▶ Exercise: Can all of these lines be returned exactly?
** start Stored data **
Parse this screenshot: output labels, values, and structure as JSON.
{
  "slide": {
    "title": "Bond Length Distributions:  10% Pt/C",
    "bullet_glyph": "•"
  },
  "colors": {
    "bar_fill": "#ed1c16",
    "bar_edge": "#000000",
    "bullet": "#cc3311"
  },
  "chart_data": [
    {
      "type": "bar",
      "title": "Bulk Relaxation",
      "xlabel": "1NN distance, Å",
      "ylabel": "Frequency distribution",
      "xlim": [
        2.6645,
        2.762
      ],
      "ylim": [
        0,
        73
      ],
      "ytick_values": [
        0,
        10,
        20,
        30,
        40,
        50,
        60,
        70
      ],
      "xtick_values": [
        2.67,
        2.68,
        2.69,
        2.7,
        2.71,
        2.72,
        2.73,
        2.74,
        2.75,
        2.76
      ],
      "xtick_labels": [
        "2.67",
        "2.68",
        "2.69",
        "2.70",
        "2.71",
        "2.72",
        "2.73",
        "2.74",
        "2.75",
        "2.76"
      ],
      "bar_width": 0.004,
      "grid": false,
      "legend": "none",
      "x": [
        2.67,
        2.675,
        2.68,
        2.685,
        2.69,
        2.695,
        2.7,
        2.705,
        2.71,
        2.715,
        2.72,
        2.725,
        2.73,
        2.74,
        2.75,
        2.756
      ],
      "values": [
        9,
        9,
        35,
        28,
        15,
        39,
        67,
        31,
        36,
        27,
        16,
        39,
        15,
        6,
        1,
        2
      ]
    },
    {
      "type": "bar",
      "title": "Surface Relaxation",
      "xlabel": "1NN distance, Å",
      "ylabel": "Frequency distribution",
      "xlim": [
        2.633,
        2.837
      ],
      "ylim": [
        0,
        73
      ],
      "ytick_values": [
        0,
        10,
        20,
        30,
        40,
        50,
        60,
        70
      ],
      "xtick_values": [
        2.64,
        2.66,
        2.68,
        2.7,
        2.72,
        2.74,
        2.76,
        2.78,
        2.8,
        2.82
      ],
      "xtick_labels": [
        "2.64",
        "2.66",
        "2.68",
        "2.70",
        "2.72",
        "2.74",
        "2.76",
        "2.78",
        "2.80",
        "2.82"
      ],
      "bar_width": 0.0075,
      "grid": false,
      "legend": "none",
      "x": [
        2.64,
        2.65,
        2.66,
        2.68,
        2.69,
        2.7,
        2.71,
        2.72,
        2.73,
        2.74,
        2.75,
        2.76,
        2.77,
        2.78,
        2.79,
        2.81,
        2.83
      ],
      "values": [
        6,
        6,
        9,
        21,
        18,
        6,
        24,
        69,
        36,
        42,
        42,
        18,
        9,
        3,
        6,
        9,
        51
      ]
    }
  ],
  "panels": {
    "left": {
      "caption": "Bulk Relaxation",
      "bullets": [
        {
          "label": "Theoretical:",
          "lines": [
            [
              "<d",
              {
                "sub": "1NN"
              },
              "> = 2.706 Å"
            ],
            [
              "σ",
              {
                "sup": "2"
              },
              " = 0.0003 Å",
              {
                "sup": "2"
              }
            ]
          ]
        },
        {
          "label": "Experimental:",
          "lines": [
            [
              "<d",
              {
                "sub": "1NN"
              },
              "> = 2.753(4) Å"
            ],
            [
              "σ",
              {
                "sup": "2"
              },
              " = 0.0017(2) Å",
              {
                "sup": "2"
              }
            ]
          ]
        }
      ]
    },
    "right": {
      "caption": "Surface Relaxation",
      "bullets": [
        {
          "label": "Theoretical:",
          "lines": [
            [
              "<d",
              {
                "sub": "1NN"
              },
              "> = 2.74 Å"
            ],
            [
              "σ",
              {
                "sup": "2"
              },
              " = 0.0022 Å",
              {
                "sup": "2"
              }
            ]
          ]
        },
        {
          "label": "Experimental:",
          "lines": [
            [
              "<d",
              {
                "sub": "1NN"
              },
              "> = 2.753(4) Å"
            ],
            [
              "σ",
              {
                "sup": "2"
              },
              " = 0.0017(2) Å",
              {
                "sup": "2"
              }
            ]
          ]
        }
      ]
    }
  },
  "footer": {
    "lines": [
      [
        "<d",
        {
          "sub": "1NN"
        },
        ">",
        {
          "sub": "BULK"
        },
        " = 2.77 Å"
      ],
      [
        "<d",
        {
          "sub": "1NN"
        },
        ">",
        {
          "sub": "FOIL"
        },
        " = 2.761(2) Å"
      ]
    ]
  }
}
** end Stored data **
▶ Solution for this task:
Parse this screenshot: output labels, values, and structure as JSON.
{
  "slide": {
    "title": "Bond Length Distributions:  10% Pt/C",
    "bullet_glyph": "•"
  },
  "colors": {
    "bar_fill": "#ed1c16",
    "bar_edge": "#000000",
    "bullet": "#cc3311"
  },
  "chart_data": [
    {
      "type": "bar",
      "title": "Bulk Relaxation",
      "xlabel": "1NN distance, Å",
      "ylabel": "Frequency distribution",
      "xlim": [
        2.6645,
        2.762
      ],
      "ylim": [
        0,
        73
      ],
      "ytick_values": [
        0,
        10,
        20,
        30,
        40,
        50,
        60,
        70
      ],
      "xtick_values": [
        2.67,
        2.68,
        2.69,
        2.7,
        2.71,
        2.72,
        2.73,
        2.74,
        2.75,
        2.76
      ],
      "xtick_labels": [
        "2.67",
        "2.68",
        "2.69",
        "2.70",
        "2.71",
        "2.72",
        "2.73",
        "2.74",
        "2.75",
        "2.76"
      ],
      "bar_width": 0.004,
      "grid": false,
      "legend": "none",
      "x": [
        2.67,
        2.675,
        2.68,
        2.685,
        2.69,
        2.695,
        2.7,
        2.705,
        2.71,
        2.715,
        2.72,
        2.725,
        2.73,
        2.74,
        2.75,
        2.756
      ],
      "values": [
        9,
        9,
        35,
        28,
        15,
        39,
        67,
        31,
        36,
        27,
        16,
        39,
        15,
        6,
        1,
        2
      ]
    },
    {
      "type": "bar",
      "title": "Surface Relaxation",
      "xlabel": "1NN distance, Å",
      "ylabel": "Frequency distribution",
      "xlim": [
        2.633,
        2.837
      ],
      "ylim": [
        0,
        73
      ],
      "ytick_values": [
        0,
        10,
        20,
        30,
        40,
        50,
        60,
        70
      ],
      "xtick_values": [
        2.64,
        2.66,
        2.68,
        2.7,
        2.72,
        2.74,
        2.76,
        2.78,
        2.8,
        2.82
      ],
      "xtick_labels": [
        "2.64",
        "2.66",
        "2.68",
        "2.70",
        "2.72",
        "2.74",
        "2.76",
        "2.78",
        "2.80",
        "2.82"
      ],
      "bar_width": 0.0075,
      "grid": false,
      "legend": "none",
      "x": [
        2.64,
        2.65,
        2.66,
        2.68,
        2.69,
        2.7,
        2.71,
        2.72,
        2.73,
        2.74,
        2.75,
        2.76,
        2.77,
        2.78,
        2.79,
        2.81,
        2.83
      ],
      "values": [
        6,
        6,
        9,
        21,
        18,
        6,
        24,
        69,
        36,
        42,
        42,
        18,
        9,
        3,
        6,
        9,
        51
      ]
    }
  ],
  "panels": {
    "left": {
      "caption": "Bulk Relaxation",
      "bullets": [
        {
          "label": "Theoretical:",
          "lines": [
            [
              "<d",
              {
                "sub": "1NN"
              },
              "> = 2.706 Å"
            ],
            [
              "σ",
              {
                "sup": "2"
              },
              " = 0.0003 Å",
              {
                "sup": "2"
              }
            ]
          ]
        },
        {
          "label": "Experimental:",
          "lines": [
            [
              "<d",
              {
                "sub": "1NN"
              },
              "> = 2.753(4) Å"
            ],
            [
              "σ",
              {
                "sup": "2"
              },
              " = 0.0017(2) Å",
              {
                "sup": "2"
              }
            ]
          ]
        }
      ]
    },
    "right": {
      "caption": "Surface Relaxation",
      "bullets": [
        {
          "label": "Theoretical:",
          "lines": [
            [
              "<d",
              {
                "sub": "1NN"
              },
              "> = 2.74 Å"
            ],
            [
              "σ",
              {
                "sup": "2"
              },
              " = 0.0022 Å",
              {
                "sup": "2"
              }
            ]
          ]
        },
        {
          "label": "Experimental:",
          "lines": [
            [
              "<d",
              {
                "sub": "1NN"
              },
              "> = 2.753(4) Å"
            ],
            [
              "σ",
              {
                "sup": "2"
              },
              " = 0.0017(2) Å",
              {
                "sup": "2"
              }
            ]
          ]
        }
      ]
    }
  },
  "footer": {
    "lines": [
      [
        "<d",
        {
          "sub": "1NN"
        },
        ">",
        {
          "sub": "BULK"
        },
        " = 2.77 Å"
      ],
      [
        "<d",
        {
          "sub": "1NN"
        },
        ">",
        {
          "sub": "FOIL"
        },
        " = 2.761(2) Å"
      ]
    ]
  }
}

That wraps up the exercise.